(WORK TO BE COMPLETED):
Starting at the line that contains "What data populates", copy each line through the end of the listing below. Include both ends and output nothing more.

Dataset rows about figures:
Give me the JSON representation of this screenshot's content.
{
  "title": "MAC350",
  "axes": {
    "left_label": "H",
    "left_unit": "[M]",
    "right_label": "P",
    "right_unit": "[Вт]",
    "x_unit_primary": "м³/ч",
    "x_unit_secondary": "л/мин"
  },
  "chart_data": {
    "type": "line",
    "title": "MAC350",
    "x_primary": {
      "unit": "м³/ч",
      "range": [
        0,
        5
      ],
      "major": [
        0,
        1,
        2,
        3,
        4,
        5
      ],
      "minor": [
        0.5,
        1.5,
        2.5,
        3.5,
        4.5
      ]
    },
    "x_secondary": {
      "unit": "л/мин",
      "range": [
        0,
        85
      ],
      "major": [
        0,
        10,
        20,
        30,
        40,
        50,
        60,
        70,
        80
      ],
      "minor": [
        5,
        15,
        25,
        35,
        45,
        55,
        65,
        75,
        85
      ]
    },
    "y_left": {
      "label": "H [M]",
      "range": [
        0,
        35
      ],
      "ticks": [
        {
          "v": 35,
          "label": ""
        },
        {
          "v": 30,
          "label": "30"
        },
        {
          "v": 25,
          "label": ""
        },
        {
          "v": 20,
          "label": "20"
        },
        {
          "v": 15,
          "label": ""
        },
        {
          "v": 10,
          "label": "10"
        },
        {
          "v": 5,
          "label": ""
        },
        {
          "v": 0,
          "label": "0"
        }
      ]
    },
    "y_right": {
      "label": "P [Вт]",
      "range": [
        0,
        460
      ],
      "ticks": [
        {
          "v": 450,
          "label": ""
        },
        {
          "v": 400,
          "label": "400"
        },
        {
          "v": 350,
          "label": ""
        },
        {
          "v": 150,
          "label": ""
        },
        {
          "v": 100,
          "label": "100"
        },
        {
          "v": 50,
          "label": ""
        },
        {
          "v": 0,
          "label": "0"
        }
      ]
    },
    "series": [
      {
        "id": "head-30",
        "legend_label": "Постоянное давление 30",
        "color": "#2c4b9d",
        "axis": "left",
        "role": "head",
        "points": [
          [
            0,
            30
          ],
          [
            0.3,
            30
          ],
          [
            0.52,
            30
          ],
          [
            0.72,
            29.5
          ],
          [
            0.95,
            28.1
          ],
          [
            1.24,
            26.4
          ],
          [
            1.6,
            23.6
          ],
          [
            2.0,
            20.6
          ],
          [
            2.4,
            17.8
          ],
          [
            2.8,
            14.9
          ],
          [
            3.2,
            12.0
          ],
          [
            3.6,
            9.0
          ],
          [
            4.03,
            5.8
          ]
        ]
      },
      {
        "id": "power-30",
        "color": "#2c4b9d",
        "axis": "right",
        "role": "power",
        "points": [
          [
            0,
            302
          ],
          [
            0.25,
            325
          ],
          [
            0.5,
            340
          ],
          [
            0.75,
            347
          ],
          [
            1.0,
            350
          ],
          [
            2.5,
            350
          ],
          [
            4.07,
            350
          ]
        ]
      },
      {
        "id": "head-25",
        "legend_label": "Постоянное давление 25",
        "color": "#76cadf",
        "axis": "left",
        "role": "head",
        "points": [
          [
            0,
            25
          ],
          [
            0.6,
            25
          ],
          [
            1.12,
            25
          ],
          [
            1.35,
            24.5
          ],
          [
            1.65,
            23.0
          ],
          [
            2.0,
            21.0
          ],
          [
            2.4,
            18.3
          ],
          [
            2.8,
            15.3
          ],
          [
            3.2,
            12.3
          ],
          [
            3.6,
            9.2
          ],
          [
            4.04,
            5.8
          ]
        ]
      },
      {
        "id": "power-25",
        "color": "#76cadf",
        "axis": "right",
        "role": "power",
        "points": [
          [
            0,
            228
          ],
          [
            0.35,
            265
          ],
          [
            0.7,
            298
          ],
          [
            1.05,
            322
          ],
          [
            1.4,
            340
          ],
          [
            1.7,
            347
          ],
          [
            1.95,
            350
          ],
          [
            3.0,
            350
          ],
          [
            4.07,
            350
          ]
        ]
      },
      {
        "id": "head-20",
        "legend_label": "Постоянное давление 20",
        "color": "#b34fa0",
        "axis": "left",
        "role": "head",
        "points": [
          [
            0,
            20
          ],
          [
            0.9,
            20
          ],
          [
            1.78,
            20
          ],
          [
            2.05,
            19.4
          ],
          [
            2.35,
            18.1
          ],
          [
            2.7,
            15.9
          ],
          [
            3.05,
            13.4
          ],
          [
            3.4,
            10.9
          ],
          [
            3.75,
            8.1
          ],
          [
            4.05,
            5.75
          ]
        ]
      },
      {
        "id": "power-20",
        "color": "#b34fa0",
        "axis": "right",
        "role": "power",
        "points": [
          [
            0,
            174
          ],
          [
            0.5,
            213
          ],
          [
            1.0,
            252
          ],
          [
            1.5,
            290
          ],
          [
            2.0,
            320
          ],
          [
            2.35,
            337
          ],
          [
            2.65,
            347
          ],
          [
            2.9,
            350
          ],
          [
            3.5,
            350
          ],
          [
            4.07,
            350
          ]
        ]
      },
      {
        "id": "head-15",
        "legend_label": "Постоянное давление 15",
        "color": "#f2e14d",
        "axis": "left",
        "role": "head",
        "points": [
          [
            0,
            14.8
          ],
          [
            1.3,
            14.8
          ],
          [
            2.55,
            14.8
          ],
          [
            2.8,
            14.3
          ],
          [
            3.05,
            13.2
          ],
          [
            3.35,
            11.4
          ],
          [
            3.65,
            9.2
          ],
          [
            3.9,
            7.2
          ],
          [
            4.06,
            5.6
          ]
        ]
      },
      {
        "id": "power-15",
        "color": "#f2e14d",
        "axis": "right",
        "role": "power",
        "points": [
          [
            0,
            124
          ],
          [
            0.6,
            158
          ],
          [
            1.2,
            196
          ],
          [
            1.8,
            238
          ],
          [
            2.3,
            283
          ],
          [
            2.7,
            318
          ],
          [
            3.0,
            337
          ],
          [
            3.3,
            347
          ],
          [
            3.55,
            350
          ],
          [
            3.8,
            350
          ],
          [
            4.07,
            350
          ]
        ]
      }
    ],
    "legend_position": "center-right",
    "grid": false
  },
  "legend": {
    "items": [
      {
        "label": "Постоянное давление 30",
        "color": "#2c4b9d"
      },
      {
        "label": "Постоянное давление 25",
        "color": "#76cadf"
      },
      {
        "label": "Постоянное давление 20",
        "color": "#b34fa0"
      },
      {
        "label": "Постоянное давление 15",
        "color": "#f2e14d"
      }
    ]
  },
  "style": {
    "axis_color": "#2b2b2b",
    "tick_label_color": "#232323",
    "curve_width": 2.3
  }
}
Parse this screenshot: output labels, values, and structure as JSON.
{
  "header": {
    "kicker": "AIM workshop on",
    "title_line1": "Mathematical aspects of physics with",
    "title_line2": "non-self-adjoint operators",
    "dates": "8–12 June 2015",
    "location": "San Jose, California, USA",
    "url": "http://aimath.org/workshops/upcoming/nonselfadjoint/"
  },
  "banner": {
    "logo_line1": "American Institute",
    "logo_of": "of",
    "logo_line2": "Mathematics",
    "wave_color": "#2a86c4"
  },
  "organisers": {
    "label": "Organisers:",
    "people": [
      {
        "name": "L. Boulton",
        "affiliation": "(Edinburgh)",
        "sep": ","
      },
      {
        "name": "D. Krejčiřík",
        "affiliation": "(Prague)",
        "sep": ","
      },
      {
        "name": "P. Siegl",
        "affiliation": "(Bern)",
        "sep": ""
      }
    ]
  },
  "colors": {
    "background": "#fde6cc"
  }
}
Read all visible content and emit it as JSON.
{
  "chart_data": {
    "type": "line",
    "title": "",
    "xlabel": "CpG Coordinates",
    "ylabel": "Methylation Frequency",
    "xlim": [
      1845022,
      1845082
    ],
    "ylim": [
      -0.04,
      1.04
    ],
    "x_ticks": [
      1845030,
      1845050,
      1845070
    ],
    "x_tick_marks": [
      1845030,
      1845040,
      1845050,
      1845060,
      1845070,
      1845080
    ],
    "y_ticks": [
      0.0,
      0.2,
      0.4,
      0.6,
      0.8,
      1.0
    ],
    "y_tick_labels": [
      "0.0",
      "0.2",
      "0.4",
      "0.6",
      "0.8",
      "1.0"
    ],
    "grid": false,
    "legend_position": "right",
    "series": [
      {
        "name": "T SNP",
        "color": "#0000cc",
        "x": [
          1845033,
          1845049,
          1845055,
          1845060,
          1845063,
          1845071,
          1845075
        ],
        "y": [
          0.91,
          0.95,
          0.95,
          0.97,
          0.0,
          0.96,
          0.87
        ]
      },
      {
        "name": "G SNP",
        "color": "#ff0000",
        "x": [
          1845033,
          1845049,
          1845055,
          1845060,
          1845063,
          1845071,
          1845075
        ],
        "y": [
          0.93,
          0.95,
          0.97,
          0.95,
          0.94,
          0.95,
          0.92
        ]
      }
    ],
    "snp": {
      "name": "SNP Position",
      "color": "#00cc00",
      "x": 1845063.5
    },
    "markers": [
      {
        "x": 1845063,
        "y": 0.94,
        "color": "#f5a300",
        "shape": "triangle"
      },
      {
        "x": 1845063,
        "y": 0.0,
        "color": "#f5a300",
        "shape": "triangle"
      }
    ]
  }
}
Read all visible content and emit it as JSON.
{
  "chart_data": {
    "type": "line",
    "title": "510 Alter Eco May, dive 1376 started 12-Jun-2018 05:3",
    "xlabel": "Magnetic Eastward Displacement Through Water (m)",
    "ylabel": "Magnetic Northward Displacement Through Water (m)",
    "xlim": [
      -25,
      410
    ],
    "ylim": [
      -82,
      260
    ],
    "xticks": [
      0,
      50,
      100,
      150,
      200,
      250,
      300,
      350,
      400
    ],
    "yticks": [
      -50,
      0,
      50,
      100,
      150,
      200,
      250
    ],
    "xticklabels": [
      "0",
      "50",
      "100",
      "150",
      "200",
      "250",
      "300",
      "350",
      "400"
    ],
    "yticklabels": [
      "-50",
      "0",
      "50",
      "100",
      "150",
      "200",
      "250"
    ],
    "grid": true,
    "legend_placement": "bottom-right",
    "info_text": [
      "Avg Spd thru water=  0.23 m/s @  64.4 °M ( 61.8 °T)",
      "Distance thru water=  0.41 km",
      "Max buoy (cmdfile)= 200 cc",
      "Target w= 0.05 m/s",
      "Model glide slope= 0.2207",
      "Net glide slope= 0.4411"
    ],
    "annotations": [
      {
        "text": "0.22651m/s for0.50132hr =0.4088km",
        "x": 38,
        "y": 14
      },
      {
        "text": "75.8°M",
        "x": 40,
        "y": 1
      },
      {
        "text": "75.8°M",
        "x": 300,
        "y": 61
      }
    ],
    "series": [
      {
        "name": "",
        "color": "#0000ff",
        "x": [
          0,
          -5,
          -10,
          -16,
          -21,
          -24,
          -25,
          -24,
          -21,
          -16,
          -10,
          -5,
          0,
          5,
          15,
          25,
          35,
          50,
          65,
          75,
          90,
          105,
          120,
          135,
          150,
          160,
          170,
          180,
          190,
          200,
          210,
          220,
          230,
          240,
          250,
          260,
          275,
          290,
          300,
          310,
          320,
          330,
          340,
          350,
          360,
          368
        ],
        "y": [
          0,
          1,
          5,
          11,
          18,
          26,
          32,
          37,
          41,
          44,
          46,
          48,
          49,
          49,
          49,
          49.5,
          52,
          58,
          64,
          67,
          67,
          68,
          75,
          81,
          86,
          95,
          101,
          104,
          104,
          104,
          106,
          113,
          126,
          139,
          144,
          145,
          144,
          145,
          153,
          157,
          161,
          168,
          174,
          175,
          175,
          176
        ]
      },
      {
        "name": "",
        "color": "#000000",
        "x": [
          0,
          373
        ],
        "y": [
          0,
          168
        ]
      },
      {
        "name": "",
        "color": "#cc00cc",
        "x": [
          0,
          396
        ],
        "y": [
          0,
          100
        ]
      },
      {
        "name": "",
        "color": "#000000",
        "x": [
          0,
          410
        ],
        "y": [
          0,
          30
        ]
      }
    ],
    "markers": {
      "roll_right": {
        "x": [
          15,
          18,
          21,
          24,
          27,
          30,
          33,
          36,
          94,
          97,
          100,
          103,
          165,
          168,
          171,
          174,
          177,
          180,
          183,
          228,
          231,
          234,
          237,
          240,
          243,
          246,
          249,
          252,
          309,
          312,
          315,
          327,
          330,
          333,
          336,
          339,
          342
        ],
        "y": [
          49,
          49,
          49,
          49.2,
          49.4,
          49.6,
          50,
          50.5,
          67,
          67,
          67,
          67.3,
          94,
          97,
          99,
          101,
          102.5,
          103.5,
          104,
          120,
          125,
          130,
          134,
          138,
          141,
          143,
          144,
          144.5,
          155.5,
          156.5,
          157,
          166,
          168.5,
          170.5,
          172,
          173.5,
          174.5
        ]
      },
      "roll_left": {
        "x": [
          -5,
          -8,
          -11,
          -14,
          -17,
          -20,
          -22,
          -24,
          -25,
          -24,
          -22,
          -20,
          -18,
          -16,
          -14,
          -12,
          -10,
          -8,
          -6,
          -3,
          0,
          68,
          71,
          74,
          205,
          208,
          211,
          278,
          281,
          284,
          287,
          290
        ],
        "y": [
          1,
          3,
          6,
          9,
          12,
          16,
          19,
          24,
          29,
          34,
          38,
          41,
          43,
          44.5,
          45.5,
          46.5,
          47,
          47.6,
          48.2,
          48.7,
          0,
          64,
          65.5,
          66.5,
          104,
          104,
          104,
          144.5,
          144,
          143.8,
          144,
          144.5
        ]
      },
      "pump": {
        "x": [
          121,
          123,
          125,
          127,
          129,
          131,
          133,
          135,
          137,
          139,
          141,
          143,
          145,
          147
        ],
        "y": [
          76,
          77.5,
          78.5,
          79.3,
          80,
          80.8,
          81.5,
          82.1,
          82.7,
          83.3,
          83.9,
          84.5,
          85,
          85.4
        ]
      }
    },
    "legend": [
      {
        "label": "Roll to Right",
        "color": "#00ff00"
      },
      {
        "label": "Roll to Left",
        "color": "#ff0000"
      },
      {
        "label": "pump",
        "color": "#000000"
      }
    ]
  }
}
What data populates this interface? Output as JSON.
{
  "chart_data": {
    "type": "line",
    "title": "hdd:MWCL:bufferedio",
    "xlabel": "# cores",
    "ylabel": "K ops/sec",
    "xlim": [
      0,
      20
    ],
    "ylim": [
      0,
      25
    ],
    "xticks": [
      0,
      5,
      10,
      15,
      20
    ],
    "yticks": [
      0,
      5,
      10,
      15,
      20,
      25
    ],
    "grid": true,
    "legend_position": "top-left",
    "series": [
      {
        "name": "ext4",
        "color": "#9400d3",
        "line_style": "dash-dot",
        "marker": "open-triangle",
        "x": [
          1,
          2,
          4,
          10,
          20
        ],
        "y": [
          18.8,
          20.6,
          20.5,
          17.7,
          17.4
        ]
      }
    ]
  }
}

(SOLUTION TO THE EXERCISE):
What data populates this interface? Output as JSON.
{
  "chart_data": {
    "type": "line",
    "title": "hdd:MWCL:bufferedio",
    "xlabel": "# cores",
    "ylabel": "K ops/sec",
    "xlim": [
      0,
      20
    ],
    "ylim": [
      0,
      25
    ],
    "xticks": [
      0,
      5,
      10,
      15,
      20
    ],
    "yticks": [
      0,
      5,
      10,
      15,
      20,
      25
    ],
    "grid": true,
    "legend_position": "top-left",
    "series": [
      {
        "name": "ext4",
        "color": "#9400d3",
        "line_style": "dash-dot",
        "marker": "open-triangle",
        "x": [
          1,
          2,
          4,
          10,
          20
        ],
        "y": [
          18.8,
          20.6,
          20.5,
          17.7,
          17.4
        ]
      }
    ]
  }
}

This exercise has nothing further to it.